──────── Input material
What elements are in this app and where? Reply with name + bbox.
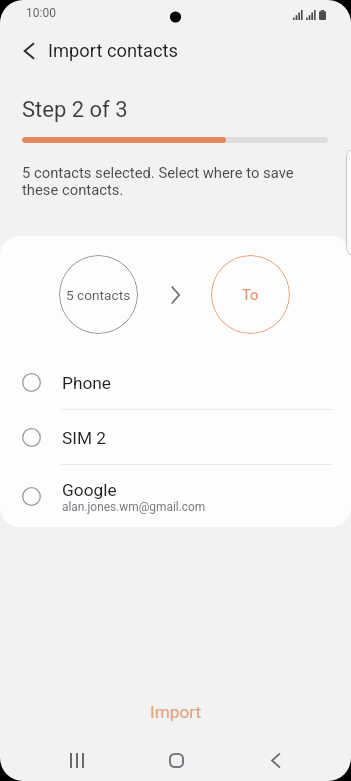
button[interactable]: Back: [11, 33, 46, 68]
staticText: 5 contacts: [66, 287, 131, 303]
staticText: 5 contacts selected. Select where to sav…: [22, 164, 302, 198]
button[interactable]: Recents: [55, 740, 99, 780]
button[interactable]: SIM 2: [0, 410, 351, 465]
button[interactable]: Import: [0, 694, 351, 730]
staticText: Import: [150, 702, 202, 722]
staticText: Step 2 of 3: [22, 97, 128, 123]
button[interactable]: Phone: [0, 355, 351, 410]
staticText: Google: [62, 480, 117, 500]
staticText: Import contacts: [48, 40, 178, 61]
button[interactable]: Google: [0, 469, 351, 524]
staticText: SIM 2: [62, 428, 107, 448]
staticText: To: [242, 286, 259, 303]
staticText: Phone: [62, 373, 112, 393]
staticText: alan.jones.wm@gmail.com: [62, 500, 206, 514]
button[interactable]: To: [211, 255, 290, 334]
button[interactable]: Home: [154, 740, 198, 780]
button[interactable]: 5 contacts: [59, 255, 138, 334]
button[interactable]: Back: [253, 740, 297, 780]
staticText: 10:00: [26, 6, 56, 20]
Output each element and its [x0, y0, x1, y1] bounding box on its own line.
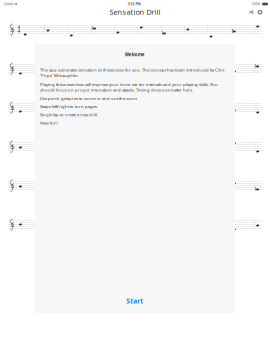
staticText: 100% [252, 2, 261, 6]
staticText: Swipe left/right to turn pages. [40, 104, 98, 109]
staticText: Start [126, 297, 143, 306]
staticText: Single tap to create a new drill. [40, 112, 98, 118]
staticText: Use pinch gestures to zoom in and out th… [40, 96, 137, 101]
staticText: Playing these exercises will improve you… [40, 82, 218, 93]
staticText: This app generates sensation drill exerc… [40, 67, 224, 78]
staticText: Have fun! [40, 120, 58, 126]
button[interactable]: Start [34, 294, 235, 308]
button[interactable]: Shuffle [247, 8, 256, 16]
staticText: Carrier [4, 2, 14, 6]
button[interactable]: Settings [256, 8, 264, 17]
staticText: 3:52 PM [128, 2, 140, 6]
staticText: Sensation Drill [110, 7, 160, 17]
staticText: Welcome [125, 52, 145, 58]
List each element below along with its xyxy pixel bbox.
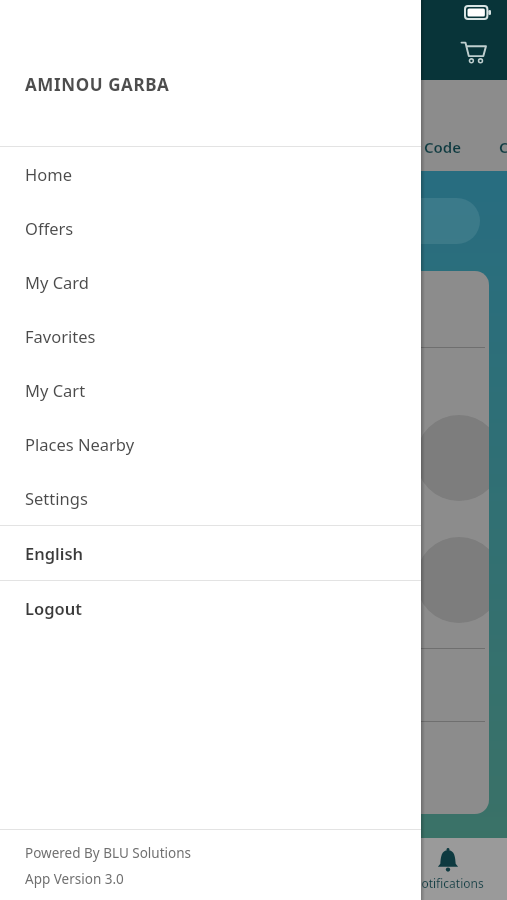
button[interactable]: Favorites: [0, 309, 421, 363]
staticText: Settings: [25, 487, 88, 509]
button[interactable]: Cart: [453, 32, 495, 74]
staticText: Offers: [25, 217, 74, 239]
button[interactable]: Settings: [0, 471, 421, 525]
button[interactable]: AMINOU GARBA: [0, 0, 421, 146]
button[interactable]: Notifications: [398, 838, 498, 900]
staticText: AMINOU GARBA: [25, 73, 170, 96]
button[interactable]: Home: [0, 147, 421, 201]
staticText: Powered By BLU Solutions: [25, 844, 192, 862]
staticText: My Cart: [25, 379, 86, 401]
staticText: English: [25, 542, 84, 564]
staticText: C: [499, 137, 507, 157]
button[interactable]: Offers: [0, 201, 421, 255]
staticText: My Card: [25, 271, 89, 293]
staticText: Home: [25, 163, 72, 185]
staticText: App Version 3.0: [25, 870, 124, 888]
staticText: Favorites: [25, 325, 96, 347]
button[interactable]: My Card: [0, 255, 421, 309]
staticText: Places Nearby: [25, 433, 135, 455]
button[interactable]: Logout: [0, 581, 421, 635]
button[interactable]: English: [0, 526, 421, 580]
button[interactable]: Places Nearby: [0, 417, 421, 471]
button[interactable]: [120, 198, 480, 244]
staticText: Logout: [25, 597, 82, 619]
staticText: Notifications: [412, 875, 484, 891]
button[interactable]: My Cart: [0, 363, 421, 417]
staticText: Code: [424, 137, 461, 157]
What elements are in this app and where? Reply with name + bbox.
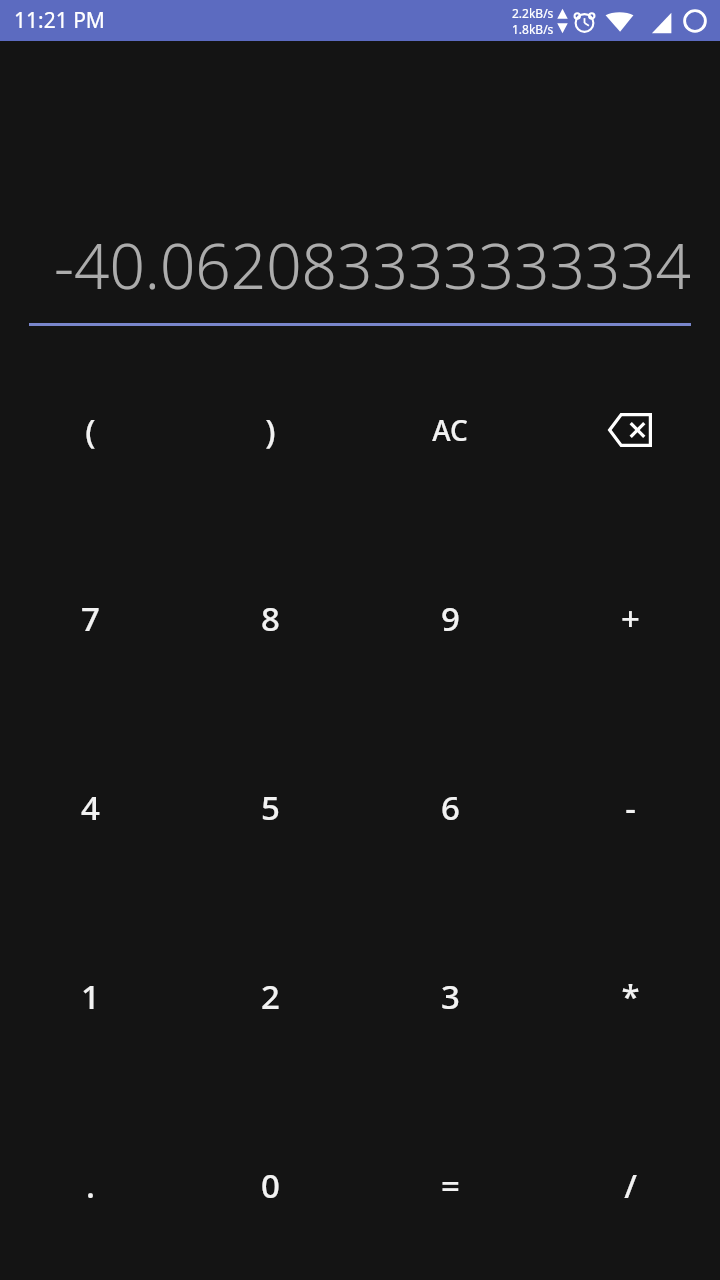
staticText: .	[86, 1163, 95, 1208]
staticText: 9	[441, 596, 460, 641]
button[interactable]: AC	[360, 336, 540, 524]
staticText: -	[625, 785, 636, 830]
button[interactable]: (	[0, 336, 180, 524]
button[interactable]: )	[180, 336, 360, 524]
staticText: *	[621, 974, 640, 1019]
staticText: 2.2kB/s	[512, 5, 554, 21]
staticText: (	[85, 408, 96, 453]
staticText: 5	[261, 785, 280, 830]
staticText: =	[441, 1163, 460, 1208]
staticText: 1	[81, 974, 100, 1019]
staticText: 11:21 PM	[14, 6, 105, 35]
button[interactable]: 2	[180, 902, 360, 1091]
button[interactable]: 5	[180, 713, 360, 902]
staticText: 0	[261, 1163, 280, 1208]
button[interactable]: 1	[0, 902, 180, 1091]
staticText: )	[265, 408, 276, 453]
button[interactable]: 8	[180, 524, 360, 713]
button[interactable]: 3	[360, 902, 540, 1091]
button[interactable]: =	[360, 1091, 540, 1280]
button[interactable]: 9	[360, 524, 540, 713]
staticText: /	[624, 1163, 637, 1208]
staticText: 3	[441, 974, 460, 1019]
button[interactable]: *	[540, 902, 720, 1091]
staticText: -40.062083333333334	[29, 223, 691, 307]
button[interactable]: Backspace	[540, 336, 720, 524]
staticText: 4	[81, 785, 100, 830]
staticText: 6	[441, 785, 460, 830]
button[interactable]: .	[0, 1091, 180, 1280]
staticText: 2	[261, 974, 280, 1019]
button[interactable]: 6	[360, 713, 540, 902]
staticText: 7	[81, 596, 100, 641]
button[interactable]: -	[540, 713, 720, 902]
button[interactable]: 0	[180, 1091, 360, 1280]
button[interactable]: 7	[0, 524, 180, 713]
button[interactable]: +	[540, 524, 720, 713]
button[interactable]: /	[540, 1091, 720, 1280]
staticText: AC	[432, 411, 468, 449]
staticText: +	[621, 596, 640, 641]
staticText: 1.8kB/s	[512, 21, 554, 37]
staticText: 8	[261, 596, 280, 641]
button[interactable]: 4	[0, 713, 180, 902]
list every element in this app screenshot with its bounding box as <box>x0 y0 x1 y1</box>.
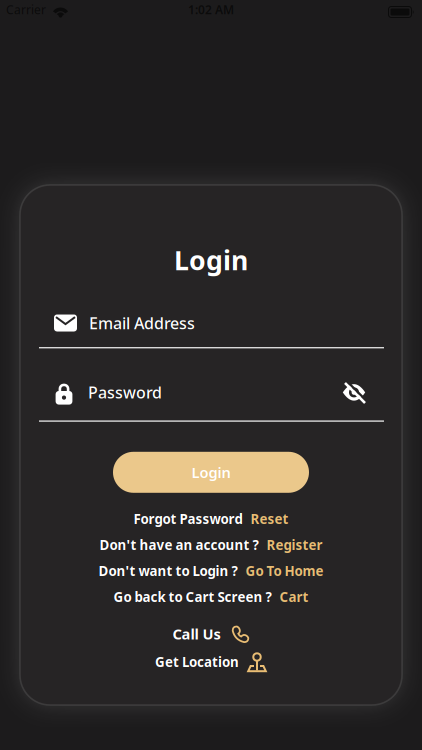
staticText: Go back to Cart Screen ? <box>114 588 272 606</box>
staticText: Reset <box>250 510 288 528</box>
button[interactable]: Go To Home <box>246 562 324 580</box>
staticText: Cart <box>280 588 308 606</box>
staticText: Call Us <box>172 624 220 644</box>
staticText: Carrier <box>6 2 46 17</box>
staticText: Login <box>174 242 248 278</box>
staticText: Get Location <box>155 653 239 671</box>
button[interactable]: Register <box>266 536 322 554</box>
button[interactable]: Call Us <box>172 621 250 647</box>
staticText: Password <box>88 382 162 403</box>
staticText: 1:02 AM <box>188 2 234 17</box>
staticText: Don't have an account ? <box>100 536 258 554</box>
staticText: Don't want to Login ? <box>98 562 238 580</box>
button[interactable]: Cart <box>280 588 308 606</box>
button[interactable]: Reset <box>250 510 288 528</box>
staticText: Email Address <box>89 312 195 334</box>
staticText: Register <box>266 536 322 554</box>
button[interactable]: Login <box>113 452 309 493</box>
staticText: Go To Home <box>246 562 324 580</box>
staticText: Forgot Password <box>134 510 242 528</box>
button[interactable]: Get Location <box>155 649 267 675</box>
staticText: Login <box>192 463 230 482</box>
button[interactable]: Show password <box>342 381 366 403</box>
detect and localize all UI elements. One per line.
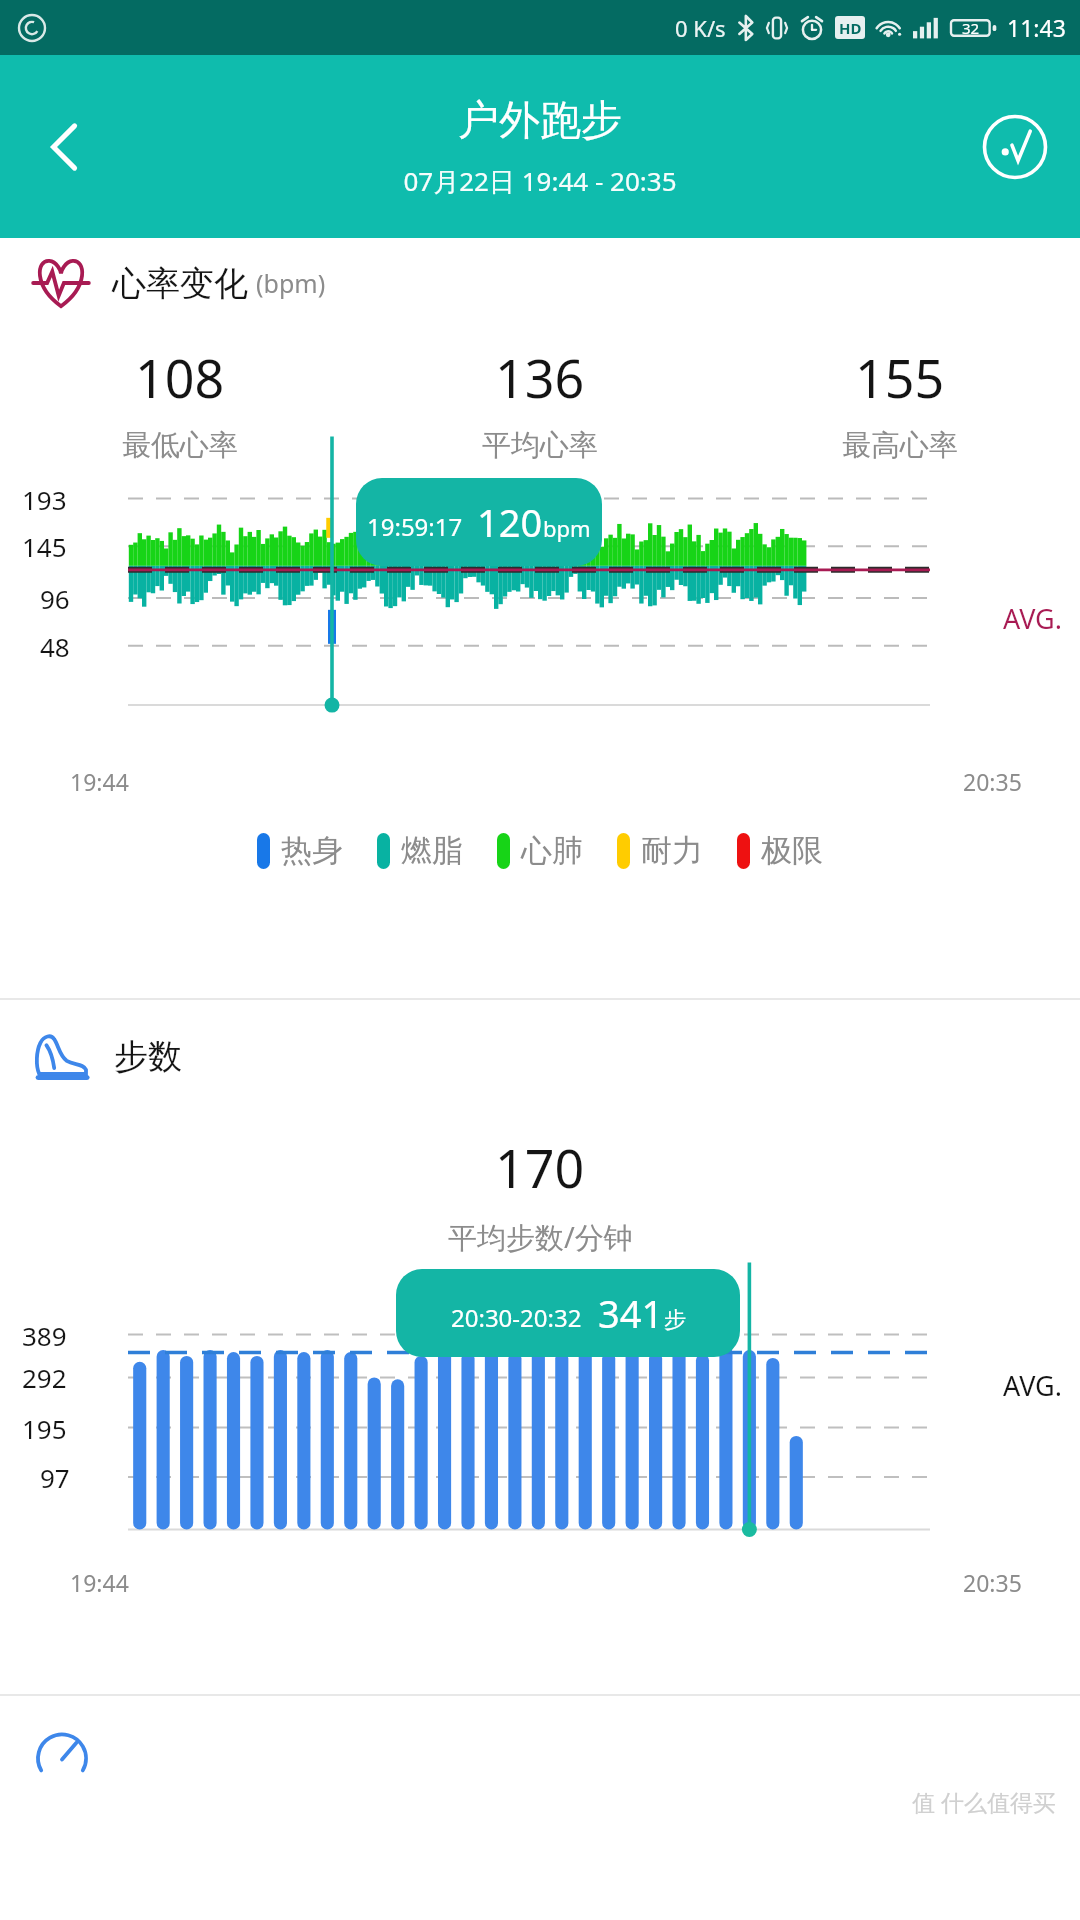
staticText: 心肺: [521, 831, 583, 870]
staticText: 32: [962, 18, 980, 38]
staticText: 值 什么值得买: [912, 1786, 1056, 1817]
staticText: 120: [477, 496, 543, 548]
staticText: 48: [40, 629, 70, 664]
button[interactable]: Statistics: [970, 102, 1060, 192]
staticText: (bpm): [256, 266, 326, 300]
staticText: 11:43: [1007, 12, 1066, 43]
staticText: 户外跑步: [458, 95, 622, 147]
button[interactable]: Back: [20, 102, 110, 192]
staticText: bpm: [543, 513, 591, 543]
staticText: 热身: [281, 831, 343, 870]
staticText: HD: [839, 18, 862, 38]
button[interactable]: 燃脂: [377, 831, 463, 870]
staticText: 341: [598, 1287, 664, 1339]
staticText: 155: [855, 342, 945, 413]
staticText: 燃脂: [401, 831, 463, 870]
staticText: 170: [495, 1132, 585, 1203]
staticText: 292: [22, 1360, 67, 1395]
staticText: 97: [40, 1460, 70, 1495]
staticText: 136: [495, 342, 585, 413]
staticText: 心率变化: [112, 262, 248, 305]
staticText: 最低心率: [122, 427, 238, 464]
staticText: 极限: [761, 831, 823, 870]
staticText: 19:59:17: [367, 510, 463, 543]
staticText: 195: [22, 1411, 67, 1446]
staticText: 20:30-20:32: [451, 1301, 582, 1334]
staticText: 108: [135, 342, 225, 413]
staticText: 145: [22, 529, 67, 564]
staticText: 平均步数/分钟: [448, 1217, 633, 1257]
staticText: 389: [22, 1318, 67, 1353]
staticText: 耐力: [641, 831, 703, 870]
staticText: 平均心率: [482, 427, 598, 464]
staticText: 20:35: [963, 766, 1022, 797]
staticText: 19:44: [70, 1567, 129, 1598]
staticText: 20:35: [963, 1567, 1022, 1598]
button[interactable]: 心肺: [497, 831, 583, 870]
staticText: AVG.: [1003, 1367, 1062, 1404]
button[interactable]: 19:59:17: [356, 478, 602, 566]
staticText: 步: [664, 1306, 686, 1334]
button[interactable]: 108: [0, 342, 360, 464]
staticText: 19:44: [70, 766, 129, 797]
staticText: 07月22日 19:44 - 20:35: [403, 163, 677, 199]
staticText: 最高心率: [842, 427, 958, 464]
button[interactable]: 136: [360, 342, 720, 464]
staticText: 0 K/s: [675, 13, 726, 43]
button[interactable]: 极限: [737, 831, 823, 870]
staticText: 步数: [114, 1035, 182, 1078]
staticText: 96: [40, 581, 70, 616]
button[interactable]: 热身: [257, 831, 343, 870]
button[interactable]: 耐力: [617, 831, 703, 870]
staticText: 193: [22, 482, 67, 517]
staticText: AVG.: [1003, 600, 1062, 637]
button[interactable]: 20:30-20:32: [396, 1269, 740, 1357]
button[interactable]: 155: [720, 342, 1080, 464]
────────────────
• **Goal**
Update everything from "staticText: Go back" down to "detect and localize" by putting "Basket" wherever "Cart" appears, leaving the rest of those lines unchanged.

• **Exercise answer**
staticText: Go back to Basket Screen ? <box>114 588 272 606</box>
staticText: Reset <box>250 510 288 528</box>
button[interactable]: Go To Home <box>246 562 324 580</box>
staticText: Basket <box>280 588 308 606</box>
staticText: Call Us <box>172 624 220 644</box>
staticText: Carrier <box>6 2 46 17</box>
staticText: Login <box>174 242 248 278</box>
staticText: Get Location <box>155 653 239 671</box>
button[interactable]: Register <box>266 536 322 554</box>
button[interactable]: Call Us <box>172 621 250 647</box>
staticText: Password <box>88 382 162 403</box>
staticText: 1:02 AM <box>188 2 234 17</box>
staticText: Don't have an account ? <box>100 536 258 554</box>
staticText: Don't want to Login ? <box>98 562 238 580</box>
button[interactable]: Basket <box>280 588 308 606</box>
button[interactable]: Reset <box>250 510 288 528</box>
staticText: Email Address <box>89 312 195 334</box>
staticText: Register <box>266 536 322 554</box>
button[interactable]: Login <box>113 452 309 493</box>
staticText: Go To Home <box>246 562 324 580</box>
staticText: Forgot Password <box>134 510 242 528</box>
button[interactable]: Get Location <box>155 649 267 675</box>
staticText: Login <box>192 463 230 482</box>
button[interactable]: Show password <box>342 381 366 403</box>
detect and localize all UI elements. One per line.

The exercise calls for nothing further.